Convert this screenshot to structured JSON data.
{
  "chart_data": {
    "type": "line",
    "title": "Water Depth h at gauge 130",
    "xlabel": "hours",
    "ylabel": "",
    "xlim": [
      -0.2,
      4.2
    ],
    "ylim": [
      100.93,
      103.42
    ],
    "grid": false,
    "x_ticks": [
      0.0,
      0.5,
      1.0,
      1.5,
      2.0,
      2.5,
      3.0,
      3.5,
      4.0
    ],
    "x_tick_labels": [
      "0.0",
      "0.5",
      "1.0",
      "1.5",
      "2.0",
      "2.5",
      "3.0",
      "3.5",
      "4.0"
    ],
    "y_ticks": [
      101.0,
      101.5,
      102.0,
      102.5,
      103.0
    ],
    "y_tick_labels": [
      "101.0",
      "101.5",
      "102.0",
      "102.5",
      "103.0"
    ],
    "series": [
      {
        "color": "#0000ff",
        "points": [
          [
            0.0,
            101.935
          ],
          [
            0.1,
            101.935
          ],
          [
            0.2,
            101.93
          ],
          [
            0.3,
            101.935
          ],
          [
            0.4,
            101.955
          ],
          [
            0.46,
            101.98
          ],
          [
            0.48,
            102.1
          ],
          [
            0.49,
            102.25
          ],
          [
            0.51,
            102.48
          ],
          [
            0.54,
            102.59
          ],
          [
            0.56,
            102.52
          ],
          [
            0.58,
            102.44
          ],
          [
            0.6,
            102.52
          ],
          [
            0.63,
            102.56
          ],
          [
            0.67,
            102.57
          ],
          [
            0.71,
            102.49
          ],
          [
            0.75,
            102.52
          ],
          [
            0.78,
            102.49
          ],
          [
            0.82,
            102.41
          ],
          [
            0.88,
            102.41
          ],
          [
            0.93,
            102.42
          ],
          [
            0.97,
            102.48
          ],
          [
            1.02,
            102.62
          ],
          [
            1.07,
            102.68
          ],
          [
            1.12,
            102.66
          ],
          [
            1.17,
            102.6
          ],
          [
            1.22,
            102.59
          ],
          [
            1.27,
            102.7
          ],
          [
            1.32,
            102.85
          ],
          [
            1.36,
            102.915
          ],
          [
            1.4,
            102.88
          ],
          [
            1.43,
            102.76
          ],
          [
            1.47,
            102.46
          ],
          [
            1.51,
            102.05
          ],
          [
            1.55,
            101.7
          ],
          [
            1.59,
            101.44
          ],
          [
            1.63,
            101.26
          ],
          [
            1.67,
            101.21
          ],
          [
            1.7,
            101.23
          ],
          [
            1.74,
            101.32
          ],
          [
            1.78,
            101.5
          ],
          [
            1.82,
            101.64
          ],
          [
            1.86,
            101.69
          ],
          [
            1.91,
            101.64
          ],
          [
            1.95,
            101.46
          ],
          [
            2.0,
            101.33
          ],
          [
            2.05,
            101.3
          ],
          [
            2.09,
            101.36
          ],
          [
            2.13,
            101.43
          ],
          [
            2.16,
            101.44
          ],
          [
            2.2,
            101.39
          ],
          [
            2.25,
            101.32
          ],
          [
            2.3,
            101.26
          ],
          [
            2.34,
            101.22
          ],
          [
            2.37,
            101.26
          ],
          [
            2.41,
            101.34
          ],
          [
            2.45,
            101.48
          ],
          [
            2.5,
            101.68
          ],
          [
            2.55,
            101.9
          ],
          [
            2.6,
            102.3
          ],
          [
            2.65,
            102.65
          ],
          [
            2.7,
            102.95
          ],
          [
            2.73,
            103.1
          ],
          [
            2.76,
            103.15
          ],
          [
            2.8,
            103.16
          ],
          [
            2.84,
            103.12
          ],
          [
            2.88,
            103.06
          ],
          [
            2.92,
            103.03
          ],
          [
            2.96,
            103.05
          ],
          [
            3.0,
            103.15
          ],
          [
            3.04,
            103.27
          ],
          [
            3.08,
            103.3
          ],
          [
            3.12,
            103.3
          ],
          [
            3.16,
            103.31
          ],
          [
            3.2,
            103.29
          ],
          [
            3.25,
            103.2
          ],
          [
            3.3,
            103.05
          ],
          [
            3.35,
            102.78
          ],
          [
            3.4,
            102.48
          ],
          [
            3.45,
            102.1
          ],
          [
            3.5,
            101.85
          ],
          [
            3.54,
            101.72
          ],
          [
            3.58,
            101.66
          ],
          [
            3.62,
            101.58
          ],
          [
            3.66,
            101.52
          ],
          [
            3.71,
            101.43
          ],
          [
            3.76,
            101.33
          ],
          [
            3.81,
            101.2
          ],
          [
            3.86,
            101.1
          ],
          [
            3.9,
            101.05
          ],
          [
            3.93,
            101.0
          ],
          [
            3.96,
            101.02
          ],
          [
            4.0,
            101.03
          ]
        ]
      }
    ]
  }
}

**Given exercise**
Reproduce the complete set of lines precisely as supplied.

**Result of the task**
Convert this screenshot to structured JSON data.
{
  "chart_data": {
    "type": "line",
    "title": "Water Depth h at gauge 130",
    "xlabel": "hours",
    "ylabel": "",
    "xlim": [
      -0.2,
      4.2
    ],
    "ylim": [
      100.93,
      103.42
    ],
    "grid": false,
    "x_ticks": [
      0.0,
      0.5,
      1.0,
      1.5,
      2.0,
      2.5,
      3.0,
      3.5,
      4.0
    ],
    "x_tick_labels": [
      "0.0",
      "0.5",
      "1.0",
      "1.5",
      "2.0",
      "2.5",
      "3.0",
      "3.5",
      "4.0"
    ],
    "y_ticks": [
      101.0,
      101.5,
      102.0,
      102.5,
      103.0
    ],
    "y_tick_labels": [
      "101.0",
      "101.5",
      "102.0",
      "102.5",
      "103.0"
    ],
    "series": [
      {
        "color": "#0000ff",
        "points": [
          [
            0.0,
            101.935
          ],
          [
            0.1,
            101.935
          ],
          [
            0.2,
            101.93
          ],
          [
            0.3,
            101.935
          ],
          [
            0.4,
            101.955
          ],
          [
            0.46,
            101.98
          ],
          [
            0.48,
            102.1
          ],
          [
            0.49,
            102.25
          ],
          [
            0.51,
            102.48
          ],
          [
            0.54,
            102.59
          ],
          [
            0.56,
            102.52
          ],
          [
            0.58,
            102.44
          ],
          [
            0.6,
            102.52
          ],
          [
            0.63,
            102.56
          ],
          [
            0.67,
            102.57
          ],
          [
            0.71,
            102.49
          ],
          [
            0.75,
            102.52
          ],
          [
            0.78,
            102.49
          ],
          [
            0.82,
            102.41
          ],
          [
            0.88,
            102.41
          ],
          [
            0.93,
            102.42
          ],
          [
            0.97,
            102.48
          ],
          [
            1.02,
            102.62
          ],
          [
            1.07,
            102.68
          ],
          [
            1.12,
            102.66
          ],
          [
            1.17,
            102.6
          ],
          [
            1.22,
            102.59
          ],
          [
            1.27,
            102.7
          ],
          [
            1.32,
            102.85
          ],
          [
            1.36,
            102.915
          ],
          [
            1.4,
            102.88
          ],
          [
            1.43,
            102.76
          ],
          [
            1.47,
            102.46
          ],
          [
            1.51,
            102.05
          ],
          [
            1.55,
            101.7
          ],
          [
            1.59,
            101.44
          ],
          [
            1.63,
            101.26
          ],
          [
            1.67,
            101.21
          ],
          [
            1.7,
            101.23
          ],
          [
            1.74,
            101.32
          ],
          [
            1.78,
            101.5
          ],
          [
            1.82,
            101.64
          ],
          [
            1.86,
            101.69
          ],
          [
            1.91,
            101.64
          ],
          [
            1.95,
            101.46
          ],
          [
            2.0,
            101.33
          ],
          [
            2.05,
            101.3
          ],
          [
            2.09,
            101.36
          ],
          [
            2.13,
            101.43
          ],
          [
            2.16,
            101.44
          ],
          [
            2.2,
            101.39
          ],
          [
            2.25,
            101.32
          ],
          [
            2.3,
            101.26
          ],
          [
            2.34,
            101.22
          ],
          [
            2.37,
            101.26
          ],
          [
            2.41,
            101.34
          ],
          [
            2.45,
            101.48
          ],
          [
            2.5,
            101.68
          ],
          [
            2.55,
            101.9
          ],
          [
            2.6,
            102.3
          ],
          [
            2.65,
            102.65
          ],
          [
            2.7,
            102.95
          ],
          [
            2.73,
            103.1
          ],
          [
            2.76,
            103.15
          ],
          [
            2.8,
            103.16
          ],
          [
            2.84,
            103.12
          ],
          [
            2.88,
            103.06
          ],
          [
            2.92,
            103.03
          ],
          [
            2.96,
            103.05
          ],
          [
            3.0,
            103.15
          ],
          [
            3.04,
            103.27
          ],
          [
            3.08,
            103.3
          ],
          [
            3.12,
            103.3
          ],
          [
            3.16,
            103.31
          ],
          [
            3.2,
            103.29
          ],
          [
            3.25,
            103.2
          ],
          [
            3.3,
            103.05
          ],
          [
            3.35,
            102.78
          ],
          [
            3.4,
            102.48
          ],
          [
            3.45,
            102.1
          ],
          [
            3.5,
            101.85
          ],
          [
            3.54,
            101.72
          ],
          [
            3.58,
            101.66
          ],
          [
            3.62,
            101.58
          ],
          [
            3.66,
            101.52
          ],
          [
            3.71,
            101.43
          ],
          [
            3.76,
            101.33
          ],
          [
            3.81,
            101.2
          ],
          [
            3.86,
            101.1
          ],
          [
            3.9,
            101.05
          ],
          [
            3.93,
            101.0
          ],
          [
            3.96,
            101.02
          ],
          [
            4.0,
            101.03
          ]
        ]
      }
    ]
  }
}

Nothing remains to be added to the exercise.